-------- DATA SUPPLIED --------

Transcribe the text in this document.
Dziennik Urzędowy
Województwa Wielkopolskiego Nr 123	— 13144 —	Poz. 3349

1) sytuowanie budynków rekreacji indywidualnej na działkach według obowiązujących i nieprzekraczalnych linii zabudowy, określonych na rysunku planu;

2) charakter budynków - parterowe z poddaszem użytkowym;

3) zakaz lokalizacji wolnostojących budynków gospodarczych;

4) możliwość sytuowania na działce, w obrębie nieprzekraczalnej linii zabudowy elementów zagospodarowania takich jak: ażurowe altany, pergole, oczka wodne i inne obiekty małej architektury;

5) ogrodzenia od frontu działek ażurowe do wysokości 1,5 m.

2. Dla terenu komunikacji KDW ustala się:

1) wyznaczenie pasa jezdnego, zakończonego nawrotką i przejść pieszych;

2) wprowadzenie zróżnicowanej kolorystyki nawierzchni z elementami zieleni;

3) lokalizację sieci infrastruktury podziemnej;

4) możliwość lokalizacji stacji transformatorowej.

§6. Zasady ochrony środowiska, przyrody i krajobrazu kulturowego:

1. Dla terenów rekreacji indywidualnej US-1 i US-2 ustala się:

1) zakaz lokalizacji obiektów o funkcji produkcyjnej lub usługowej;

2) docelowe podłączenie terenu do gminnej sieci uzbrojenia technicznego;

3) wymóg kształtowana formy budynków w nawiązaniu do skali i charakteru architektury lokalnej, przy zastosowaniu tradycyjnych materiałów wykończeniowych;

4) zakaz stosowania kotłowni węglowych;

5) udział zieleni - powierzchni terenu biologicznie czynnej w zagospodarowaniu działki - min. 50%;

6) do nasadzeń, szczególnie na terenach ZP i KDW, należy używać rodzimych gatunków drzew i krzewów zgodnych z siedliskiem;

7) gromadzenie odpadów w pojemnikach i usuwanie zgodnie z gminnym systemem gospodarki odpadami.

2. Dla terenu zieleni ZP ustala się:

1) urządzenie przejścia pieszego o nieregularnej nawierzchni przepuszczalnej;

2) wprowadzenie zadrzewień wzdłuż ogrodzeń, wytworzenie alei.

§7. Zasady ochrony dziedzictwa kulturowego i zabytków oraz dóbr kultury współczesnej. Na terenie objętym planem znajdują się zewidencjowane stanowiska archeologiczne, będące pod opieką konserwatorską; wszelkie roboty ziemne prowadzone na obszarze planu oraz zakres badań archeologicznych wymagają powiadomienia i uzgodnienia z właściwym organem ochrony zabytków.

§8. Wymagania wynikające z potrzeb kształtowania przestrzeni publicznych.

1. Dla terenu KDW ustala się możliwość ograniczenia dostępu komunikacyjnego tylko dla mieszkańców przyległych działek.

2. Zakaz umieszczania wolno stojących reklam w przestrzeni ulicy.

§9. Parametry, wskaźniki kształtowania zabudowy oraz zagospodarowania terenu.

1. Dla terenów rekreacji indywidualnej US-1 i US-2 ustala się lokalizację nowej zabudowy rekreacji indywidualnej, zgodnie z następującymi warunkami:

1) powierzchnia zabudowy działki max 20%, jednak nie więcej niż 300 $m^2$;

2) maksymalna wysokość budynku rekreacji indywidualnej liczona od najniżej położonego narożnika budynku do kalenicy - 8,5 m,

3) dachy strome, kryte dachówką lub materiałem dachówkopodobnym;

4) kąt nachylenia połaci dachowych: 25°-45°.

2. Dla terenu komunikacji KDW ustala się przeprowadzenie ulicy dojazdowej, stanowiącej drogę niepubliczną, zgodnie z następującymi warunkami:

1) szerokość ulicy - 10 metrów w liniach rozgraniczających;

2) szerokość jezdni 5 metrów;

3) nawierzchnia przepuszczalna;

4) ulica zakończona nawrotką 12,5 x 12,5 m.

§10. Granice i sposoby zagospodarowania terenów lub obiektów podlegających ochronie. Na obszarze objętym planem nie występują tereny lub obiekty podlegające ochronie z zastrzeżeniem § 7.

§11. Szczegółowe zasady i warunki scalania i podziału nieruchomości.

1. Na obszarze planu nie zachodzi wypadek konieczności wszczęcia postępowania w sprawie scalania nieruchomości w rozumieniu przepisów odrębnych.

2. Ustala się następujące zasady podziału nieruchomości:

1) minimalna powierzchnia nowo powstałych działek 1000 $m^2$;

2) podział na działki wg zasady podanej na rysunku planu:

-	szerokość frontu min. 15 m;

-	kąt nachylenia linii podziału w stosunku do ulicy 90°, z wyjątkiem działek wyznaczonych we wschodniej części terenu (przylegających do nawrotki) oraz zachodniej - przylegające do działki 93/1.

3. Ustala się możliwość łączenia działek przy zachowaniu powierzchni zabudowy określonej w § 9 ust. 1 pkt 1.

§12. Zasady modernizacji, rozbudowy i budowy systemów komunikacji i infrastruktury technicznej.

--------

EXERCISE DETAILS: Repeat all the entries exactly as given.

TASK ANSWER:
Transcribe the text in this document.
Dziennik Urzędowy
Województwa Wielkopolskiego Nr 123	— 13144 —	Poz. 3349

1) sytuowanie budynków rekreacji indywidualnej na działkach według obowiązujących i nieprzekraczalnych linii zabudowy, określonych na rysunku planu;

2) charakter budynków - parterowe z poddaszem użytkowym;

3) zakaz lokalizacji wolnostojących budynków gospodarczych;

4) możliwość sytuowania na działce, w obrębie nieprzekraczalnej linii zabudowy elementów zagospodarowania takich jak: ażurowe altany, pergole, oczka wodne i inne obiekty małej architektury;

5) ogrodzenia od frontu działek ażurowe do wysokości 1,5 m.

2. Dla terenu komunikacji KDW ustala się:

1) wyznaczenie pasa jezdnego, zakończonego nawrotką i przejść pieszych;

2) wprowadzenie zróżnicowanej kolorystyki nawierzchni z elementami zieleni;

3) lokalizację sieci infrastruktury podziemnej;

4) możliwość lokalizacji stacji transformatorowej.

§6. Zasady ochrony środowiska, przyrody i krajobrazu kulturowego:

1. Dla terenów rekreacji indywidualnej US-1 i US-2 ustala się:

1) zakaz lokalizacji obiektów o funkcji produkcyjnej lub usługowej;

2) docelowe podłączenie terenu do gminnej sieci uzbrojenia technicznego;

3) wymóg kształtowana formy budynków w nawiązaniu do skali i charakteru architektury lokalnej, przy zastosowaniu tradycyjnych materiałów wykończeniowych;

4) zakaz stosowania kotłowni węglowych;

5) udział zieleni - powierzchni terenu biologicznie czynnej w zagospodarowaniu działki - min. 50%;

6) do nasadzeń, szczególnie na terenach ZP i KDW, należy używać rodzimych gatunków drzew i krzewów zgodnych z siedliskiem;

7) gromadzenie odpadów w pojemnikach i usuwanie zgodnie z gminnym systemem gospodarki odpadami.

2. Dla terenu zieleni ZP ustala się:

1) urządzenie przejścia pieszego o nieregularnej nawierzchni przepuszczalnej;

2) wprowadzenie zadrzewień wzdłuż ogrodzeń, wytworzenie alei.

§7. Zasady ochrony dziedzictwa kulturowego i zabytków oraz dóbr kultury współczesnej. Na terenie objętym planem znajdują się zewidencjowane stanowiska archeologiczne, będące pod opieką konserwatorską; wszelkie roboty ziemne prowadzone na obszarze planu oraz zakres badań archeologicznych wymagają powiadomienia i uzgodnienia z właściwym organem ochrony zabytków.

§8. Wymagania wynikające z potrzeb kształtowania przestrzeni publicznych.

1. Dla terenu KDW ustala się możliwość ograniczenia dostępu komunikacyjnego tylko dla mieszkańców przyległych działek.

2. Zakaz umieszczania wolno stojących reklam w przestrzeni ulicy.

§9. Parametry, wskaźniki kształtowania zabudowy oraz zagospodarowania terenu.

1. Dla terenów rekreacji indywidualnej US-1 i US-2 ustala się lokalizację nowej zabudowy rekreacji indywidualnej, zgodnie z następującymi warunkami:

1) powierzchnia zabudowy działki max 20%, jednak nie więcej niż 300 $m^2$;

2) maksymalna wysokość budynku rekreacji indywidualnej liczona od najniżej położonego narożnika budynku do kalenicy - 8,5 m,

3) dachy strome, kryte dachówką lub materiałem dachówkopodobnym;

4) kąt nachylenia połaci dachowych: 25°-45°.

2. Dla terenu komunikacji KDW ustala się przeprowadzenie ulicy dojazdowej, stanowiącej drogę niepubliczną, zgodnie z następującymi warunkami:

1) szerokość ulicy - 10 metrów w liniach rozgraniczających;

2) szerokość jezdni 5 metrów;

3) nawierzchnia przepuszczalna;

4) ulica zakończona nawrotką 12,5 x 12,5 m.

§10. Granice i sposoby zagospodarowania terenów lub obiektów podlegających ochronie. Na obszarze objętym planem nie występują tereny lub obiekty podlegające ochronie z zastrzeżeniem § 7.

§11. Szczegółowe zasady i warunki scalania i podziału nieruchomości.

1. Na obszarze planu nie zachodzi wypadek konieczności wszczęcia postępowania w sprawie scalania nieruchomości w rozumieniu przepisów odrębnych.

2. Ustala się następujące zasady podziału nieruchomości:

1) minimalna powierzchnia nowo powstałych działek 1000 $m^2$;

2) podział na działki wg zasady podanej na rysunku planu:

-	szerokość frontu min. 15 m;

-	kąt nachylenia linii podziału w stosunku do ulicy 90°, z wyjątkiem działek wyznaczonych we wschodniej części terenu (przylegających do nawrotki) oraz zachodniej - przylegające do działki 93/1.

3. Ustala się możliwość łączenia działek przy zachowaniu powierzchni zabudowy określonej w § 9 ust. 1 pkt 1.

§12. Zasady modernizacji, rozbudowy i budowy systemów komunikacji i infrastruktury technicznej.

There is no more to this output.